• Directions: Could you print all the entries exactly?
"""
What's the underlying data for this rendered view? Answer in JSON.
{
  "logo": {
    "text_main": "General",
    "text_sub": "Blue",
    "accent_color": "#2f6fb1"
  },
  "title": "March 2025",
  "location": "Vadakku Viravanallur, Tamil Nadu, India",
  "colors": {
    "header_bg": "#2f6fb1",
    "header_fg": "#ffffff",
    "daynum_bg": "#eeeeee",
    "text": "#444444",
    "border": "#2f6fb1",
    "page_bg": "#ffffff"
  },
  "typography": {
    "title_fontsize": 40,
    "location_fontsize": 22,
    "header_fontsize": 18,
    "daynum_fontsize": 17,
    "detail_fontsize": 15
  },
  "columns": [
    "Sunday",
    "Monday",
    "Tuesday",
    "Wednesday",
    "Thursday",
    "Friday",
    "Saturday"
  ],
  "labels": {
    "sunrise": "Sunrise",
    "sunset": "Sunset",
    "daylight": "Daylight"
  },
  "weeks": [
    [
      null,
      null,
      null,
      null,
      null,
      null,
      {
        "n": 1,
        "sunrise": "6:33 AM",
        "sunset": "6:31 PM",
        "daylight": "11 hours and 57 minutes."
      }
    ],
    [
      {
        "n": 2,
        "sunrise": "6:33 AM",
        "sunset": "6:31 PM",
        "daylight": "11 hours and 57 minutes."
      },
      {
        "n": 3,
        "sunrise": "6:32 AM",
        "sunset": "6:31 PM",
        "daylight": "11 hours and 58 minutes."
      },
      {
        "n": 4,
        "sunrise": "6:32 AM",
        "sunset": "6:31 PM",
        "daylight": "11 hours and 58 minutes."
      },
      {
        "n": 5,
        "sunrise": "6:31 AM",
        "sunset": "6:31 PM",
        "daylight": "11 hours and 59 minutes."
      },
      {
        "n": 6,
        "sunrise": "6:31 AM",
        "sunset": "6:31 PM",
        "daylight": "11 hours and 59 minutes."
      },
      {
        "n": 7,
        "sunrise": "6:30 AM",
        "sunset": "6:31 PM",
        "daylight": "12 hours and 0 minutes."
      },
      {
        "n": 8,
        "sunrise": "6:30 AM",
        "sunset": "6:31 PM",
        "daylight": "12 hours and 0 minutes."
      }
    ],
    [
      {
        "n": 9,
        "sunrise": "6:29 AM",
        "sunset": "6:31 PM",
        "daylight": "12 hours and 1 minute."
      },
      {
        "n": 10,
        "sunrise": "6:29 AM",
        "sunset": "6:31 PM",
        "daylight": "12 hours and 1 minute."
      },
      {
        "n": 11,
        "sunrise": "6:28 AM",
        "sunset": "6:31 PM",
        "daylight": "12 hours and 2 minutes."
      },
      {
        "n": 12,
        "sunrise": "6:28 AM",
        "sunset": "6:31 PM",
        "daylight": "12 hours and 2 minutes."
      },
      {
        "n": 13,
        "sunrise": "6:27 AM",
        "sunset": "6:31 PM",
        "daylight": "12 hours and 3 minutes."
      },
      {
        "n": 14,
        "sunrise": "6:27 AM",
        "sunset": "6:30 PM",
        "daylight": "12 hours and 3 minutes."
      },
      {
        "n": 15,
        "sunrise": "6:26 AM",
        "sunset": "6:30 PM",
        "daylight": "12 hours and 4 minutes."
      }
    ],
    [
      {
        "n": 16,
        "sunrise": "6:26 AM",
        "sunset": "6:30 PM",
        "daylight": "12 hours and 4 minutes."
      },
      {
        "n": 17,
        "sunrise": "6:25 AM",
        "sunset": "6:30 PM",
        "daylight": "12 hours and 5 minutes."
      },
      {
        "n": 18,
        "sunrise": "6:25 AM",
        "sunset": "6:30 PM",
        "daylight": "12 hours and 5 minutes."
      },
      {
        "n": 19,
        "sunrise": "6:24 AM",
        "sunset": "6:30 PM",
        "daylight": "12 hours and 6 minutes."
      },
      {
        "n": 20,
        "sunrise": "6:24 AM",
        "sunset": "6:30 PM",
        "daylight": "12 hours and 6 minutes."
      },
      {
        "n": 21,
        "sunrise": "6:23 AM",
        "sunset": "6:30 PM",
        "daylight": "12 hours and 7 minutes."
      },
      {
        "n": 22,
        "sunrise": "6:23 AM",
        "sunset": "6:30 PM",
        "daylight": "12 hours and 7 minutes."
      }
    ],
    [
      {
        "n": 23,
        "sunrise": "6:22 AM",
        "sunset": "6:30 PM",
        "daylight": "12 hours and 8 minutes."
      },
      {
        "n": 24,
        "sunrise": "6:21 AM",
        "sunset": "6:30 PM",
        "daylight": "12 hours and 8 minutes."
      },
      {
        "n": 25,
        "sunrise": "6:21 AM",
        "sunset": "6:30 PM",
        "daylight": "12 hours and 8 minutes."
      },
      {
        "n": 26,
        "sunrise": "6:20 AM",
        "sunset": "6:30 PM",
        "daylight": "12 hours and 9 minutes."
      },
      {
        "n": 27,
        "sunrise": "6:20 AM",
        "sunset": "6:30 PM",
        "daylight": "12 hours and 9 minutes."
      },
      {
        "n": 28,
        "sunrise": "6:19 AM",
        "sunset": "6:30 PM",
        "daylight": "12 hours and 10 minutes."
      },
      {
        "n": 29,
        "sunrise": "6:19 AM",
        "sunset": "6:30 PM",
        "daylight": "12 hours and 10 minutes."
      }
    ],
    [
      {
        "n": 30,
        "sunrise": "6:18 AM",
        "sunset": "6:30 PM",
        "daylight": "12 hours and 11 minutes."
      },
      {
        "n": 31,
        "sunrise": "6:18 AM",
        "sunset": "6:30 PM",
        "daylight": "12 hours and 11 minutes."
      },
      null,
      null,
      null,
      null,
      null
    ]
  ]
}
"""
• Final result:
What's the underlying data for this rendered view? Answer in JSON.
{
  "logo": {
    "text_main": "General",
    "text_sub": "Blue",
    "accent_color": "#2f6fb1"
  },
  "title": "March 2025",
  "location": "Vadakku Viravanallur, Tamil Nadu, India",
  "colors": {
    "header_bg": "#2f6fb1",
    "header_fg": "#ffffff",
    "daynum_bg": "#eeeeee",
    "text": "#444444",
    "border": "#2f6fb1",
    "page_bg": "#ffffff"
  },
  "typography": {
    "title_fontsize": 40,
    "location_fontsize": 22,
    "header_fontsize": 18,
    "daynum_fontsize": 17,
    "detail_fontsize": 15
  },
  "columns": [
    "Sunday",
    "Monday",
    "Tuesday",
    "Wednesday",
    "Thursday",
    "Friday",
    "Saturday"
  ],
  "labels": {
    "sunrise": "Sunrise",
    "sunset": "Sunset",
    "daylight": "Daylight"
  },
  "weeks": [
    [
      null,
      null,
      null,
      null,
      null,
      null,
      {
        "n": 1,
        "sunrise": "6:33 AM",
        "sunset": "6:31 PM",
        "daylight": "11 hours and 57 minutes."
      }
    ],
    [
      {
        "n": 2,
        "sunrise": "6:33 AM",
        "sunset": "6:31 PM",
        "daylight": "11 hours and 57 minutes."
      },
      {
        "n": 3,
        "sunrise": "6:32 AM",
        "sunset": "6:31 PM",
        "daylight": "11 hours and 58 minutes."
      },
      {
        "n": 4,
        "sunrise": "6:32 AM",
        "sunset": "6:31 PM",
        "daylight": "11 hours and 58 minutes."
      },
      {
        "n": 5,
        "sunrise": "6:31 AM",
        "sunset": "6:31 PM",
        "daylight": "11 hours and 59 minutes."
      },
      {
        "n": 6,
        "sunrise": "6:31 AM",
        "sunset": "6:31 PM",
        "daylight": "11 hours and 59 minutes."
      },
      {
        "n": 7,
        "sunrise": "6:30 AM",
        "sunset": "6:31 PM",
        "daylight": "12 hours and 0 minutes."
      },
      {
        "n": 8,
        "sunrise": "6:30 AM",
        "sunset": "6:31 PM",
        "daylight": "12 hours and 0 minutes."
      }
    ],
    [
      {
        "n": 9,
        "sunrise": "6:29 AM",
        "sunset": "6:31 PM",
        "daylight": "12 hours and 1 minute."
      },
      {
        "n": 10,
        "sunrise": "6:29 AM",
        "sunset": "6:31 PM",
        "daylight": "12 hours and 1 minute."
      },
      {
        "n": 11,
        "sunrise": "6:28 AM",
        "sunset": "6:31 PM",
        "daylight": "12 hours and 2 minutes."
      },
      {
        "n": 12,
        "sunrise": "6:28 AM",
        "sunset": "6:31 PM",
        "daylight": "12 hours and 2 minutes."
      },
      {
        "n": 13,
        "sunrise": "6:27 AM",
        "sunset": "6:31 PM",
        "daylight": "12 hours and 3 minutes."
      },
      {
        "n": 14,
        "sunrise": "6:27 AM",
        "sunset": "6:30 PM",
        "daylight": "12 hours and 3 minutes."
      },
      {
        "n": 15,
        "sunrise": "6:26 AM",
        "sunset": "6:30 PM",
        "daylight": "12 hours and 4 minutes."
      }
    ],
    [
      {
        "n": 16,
        "sunrise": "6:26 AM",
        "sunset": "6:30 PM",
        "daylight": "12 hours and 4 minutes."
      },
      {
        "n": 17,
        "sunrise": "6:25 AM",
        "sunset": "6:30 PM",
        "daylight": "12 hours and 5 minutes."
      },
      {
        "n": 18,
        "sunrise": "6:25 AM",
        "sunset": "6:30 PM",
        "daylight": "12 hours and 5 minutes."
      },
      {
        "n": 19,
        "sunrise": "6:24 AM",
        "sunset": "6:30 PM",
        "daylight": "12 hours and 6 minutes."
      },
      {
        "n": 20,
        "sunrise": "6:24 AM",
        "sunset": "6:30 PM",
        "daylight": "12 hours and 6 minutes."
      },
      {
        "n": 21,
        "sunrise": "6:23 AM",
        "sunset": "6:30 PM",
        "daylight": "12 hours and 7 minutes."
      },
      {
        "n": 22,
        "sunrise": "6:23 AM",
        "sunset": "6:30 PM",
        "daylight": "12 hours and 7 minutes."
      }
    ],
    [
      {
        "n": 23,
        "sunrise": "6:22 AM",
        "sunset": "6:30 PM",
        "daylight": "12 hours and 8 minutes."
      },
      {
        "n": 24,
        "sunrise": "6:21 AM",
        "sunset": "6:30 PM",
        "daylight": "12 hours and 8 minutes."
      },
      {
        "n": 25,
        "sunrise": "6:21 AM",
        "sunset": "6:30 PM",
        "daylight": "12 hours and 8 minutes."
      },
      {
        "n": 26,
        "sunrise": "6:20 AM",
        "sunset": "6:30 PM",
        "daylight": "12 hours and 9 minutes."
      },
      {
        "n": 27,
        "sunrise": "6:20 AM",
        "sunset": "6:30 PM",
        "daylight": "12 hours and 9 minutes."
      },
      {
        "n": 28,
        "sunrise": "6:19 AM",
        "sunset": "6:30 PM",
        "daylight": "12 hours and 10 minutes."
      },
      {
        "n": 29,
        "sunrise": "6:19 AM",
        "sunset": "6:30 PM",
        "daylight": "12 hours and 10 minutes."
      }
    ],
    [
      {
        "n": 30,
        "sunrise": "6:18 AM",
        "sunset": "6:30 PM",
        "daylight": "12 hours and 11 minutes."
      },
      {
        "n": 31,
        "sunrise": "6:18 AM",
        "sunset": "6:30 PM",
        "daylight": "12 hours and 11 minutes."
      },
      null,
      null,
      null,
      null,
      null
    ]
  ]
}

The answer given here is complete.